• [DIRECTIONS] Search the data for the word "JSON". Reproduce every line where it is found.

-*-*-

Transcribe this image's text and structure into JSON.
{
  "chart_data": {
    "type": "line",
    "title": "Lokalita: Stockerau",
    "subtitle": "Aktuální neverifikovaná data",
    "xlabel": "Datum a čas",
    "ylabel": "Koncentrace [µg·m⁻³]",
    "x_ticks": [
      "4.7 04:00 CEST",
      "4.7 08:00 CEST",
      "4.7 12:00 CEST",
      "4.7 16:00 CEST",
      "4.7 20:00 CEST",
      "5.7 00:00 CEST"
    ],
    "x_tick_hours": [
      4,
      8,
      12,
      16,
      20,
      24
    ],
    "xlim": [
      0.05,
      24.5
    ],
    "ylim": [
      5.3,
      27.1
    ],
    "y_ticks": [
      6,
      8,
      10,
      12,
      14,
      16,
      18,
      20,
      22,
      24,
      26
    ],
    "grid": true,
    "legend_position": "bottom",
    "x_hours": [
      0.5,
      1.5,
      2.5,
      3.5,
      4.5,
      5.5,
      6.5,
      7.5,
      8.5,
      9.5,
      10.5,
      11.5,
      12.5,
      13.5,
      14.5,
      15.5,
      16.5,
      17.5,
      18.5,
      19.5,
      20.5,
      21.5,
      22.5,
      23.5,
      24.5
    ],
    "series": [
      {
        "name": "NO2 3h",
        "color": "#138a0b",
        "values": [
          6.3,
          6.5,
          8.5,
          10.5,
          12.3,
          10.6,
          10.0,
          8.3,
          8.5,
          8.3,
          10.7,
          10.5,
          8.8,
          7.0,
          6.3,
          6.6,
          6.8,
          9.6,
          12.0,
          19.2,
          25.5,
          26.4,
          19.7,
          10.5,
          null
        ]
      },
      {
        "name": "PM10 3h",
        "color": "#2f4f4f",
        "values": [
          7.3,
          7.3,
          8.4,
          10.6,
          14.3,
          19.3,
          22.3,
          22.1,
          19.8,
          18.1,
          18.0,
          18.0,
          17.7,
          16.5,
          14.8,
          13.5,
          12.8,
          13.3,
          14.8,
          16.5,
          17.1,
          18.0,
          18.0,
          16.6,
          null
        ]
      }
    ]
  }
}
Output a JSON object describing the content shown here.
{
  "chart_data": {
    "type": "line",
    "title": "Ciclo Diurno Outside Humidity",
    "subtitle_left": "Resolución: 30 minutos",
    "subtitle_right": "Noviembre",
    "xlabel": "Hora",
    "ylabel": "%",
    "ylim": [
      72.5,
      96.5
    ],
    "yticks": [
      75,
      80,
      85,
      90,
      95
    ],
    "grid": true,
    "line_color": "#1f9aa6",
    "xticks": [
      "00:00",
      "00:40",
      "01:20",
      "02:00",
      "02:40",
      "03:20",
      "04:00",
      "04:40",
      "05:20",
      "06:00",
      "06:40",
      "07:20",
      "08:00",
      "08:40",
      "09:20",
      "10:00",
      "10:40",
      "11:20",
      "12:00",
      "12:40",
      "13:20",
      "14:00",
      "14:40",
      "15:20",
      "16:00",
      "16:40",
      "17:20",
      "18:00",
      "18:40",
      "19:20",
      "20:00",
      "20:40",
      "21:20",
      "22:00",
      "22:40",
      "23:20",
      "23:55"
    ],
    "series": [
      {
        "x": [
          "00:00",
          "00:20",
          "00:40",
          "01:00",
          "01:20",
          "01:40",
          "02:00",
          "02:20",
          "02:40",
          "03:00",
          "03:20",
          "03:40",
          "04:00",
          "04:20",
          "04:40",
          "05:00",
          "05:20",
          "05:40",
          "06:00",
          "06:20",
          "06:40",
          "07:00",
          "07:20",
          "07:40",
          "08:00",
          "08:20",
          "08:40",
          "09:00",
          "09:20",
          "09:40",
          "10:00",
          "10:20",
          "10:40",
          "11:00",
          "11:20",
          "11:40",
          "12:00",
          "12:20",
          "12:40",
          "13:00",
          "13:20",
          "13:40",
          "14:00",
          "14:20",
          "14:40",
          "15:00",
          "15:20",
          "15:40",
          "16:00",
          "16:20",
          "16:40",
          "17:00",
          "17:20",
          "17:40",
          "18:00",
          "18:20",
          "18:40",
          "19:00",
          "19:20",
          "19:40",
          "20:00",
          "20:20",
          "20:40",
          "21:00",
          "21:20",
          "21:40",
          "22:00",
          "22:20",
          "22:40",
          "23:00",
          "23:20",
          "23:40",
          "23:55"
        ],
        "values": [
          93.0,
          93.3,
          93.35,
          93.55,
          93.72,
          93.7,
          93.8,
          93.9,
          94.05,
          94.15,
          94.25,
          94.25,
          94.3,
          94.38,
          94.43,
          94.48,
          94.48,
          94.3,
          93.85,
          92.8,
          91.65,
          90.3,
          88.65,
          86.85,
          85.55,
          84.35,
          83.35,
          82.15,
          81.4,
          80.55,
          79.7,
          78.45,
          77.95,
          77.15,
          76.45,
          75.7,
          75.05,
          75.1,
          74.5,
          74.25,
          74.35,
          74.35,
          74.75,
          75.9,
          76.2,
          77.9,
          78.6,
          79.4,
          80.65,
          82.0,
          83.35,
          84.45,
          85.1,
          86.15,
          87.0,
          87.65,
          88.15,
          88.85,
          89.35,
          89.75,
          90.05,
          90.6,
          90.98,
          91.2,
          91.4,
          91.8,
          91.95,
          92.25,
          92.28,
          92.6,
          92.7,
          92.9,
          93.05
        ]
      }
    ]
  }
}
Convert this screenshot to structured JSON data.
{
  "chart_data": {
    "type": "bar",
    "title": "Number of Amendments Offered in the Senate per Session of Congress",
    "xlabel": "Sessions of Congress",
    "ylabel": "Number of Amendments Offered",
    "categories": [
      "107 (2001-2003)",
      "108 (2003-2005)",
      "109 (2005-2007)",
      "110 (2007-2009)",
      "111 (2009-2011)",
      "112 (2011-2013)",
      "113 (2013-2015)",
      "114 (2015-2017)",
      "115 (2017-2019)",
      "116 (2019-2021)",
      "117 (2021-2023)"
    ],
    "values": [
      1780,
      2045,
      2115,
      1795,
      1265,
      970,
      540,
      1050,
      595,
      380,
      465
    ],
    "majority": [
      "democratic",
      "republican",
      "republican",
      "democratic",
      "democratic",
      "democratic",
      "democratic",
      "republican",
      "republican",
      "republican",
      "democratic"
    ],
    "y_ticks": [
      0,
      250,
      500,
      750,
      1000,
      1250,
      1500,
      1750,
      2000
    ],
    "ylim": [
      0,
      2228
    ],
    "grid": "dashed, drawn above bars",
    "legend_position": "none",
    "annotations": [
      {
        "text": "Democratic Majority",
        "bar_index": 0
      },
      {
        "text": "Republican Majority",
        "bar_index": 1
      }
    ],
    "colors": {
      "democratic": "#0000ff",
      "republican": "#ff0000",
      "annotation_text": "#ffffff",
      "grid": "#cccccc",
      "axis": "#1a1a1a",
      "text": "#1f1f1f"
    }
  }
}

-*-*-

• [WORKED SOLUTION]
Transcribe this image's text and structure into JSON.
Output a JSON object describing the content shown here.
Convert this screenshot to structured JSON data.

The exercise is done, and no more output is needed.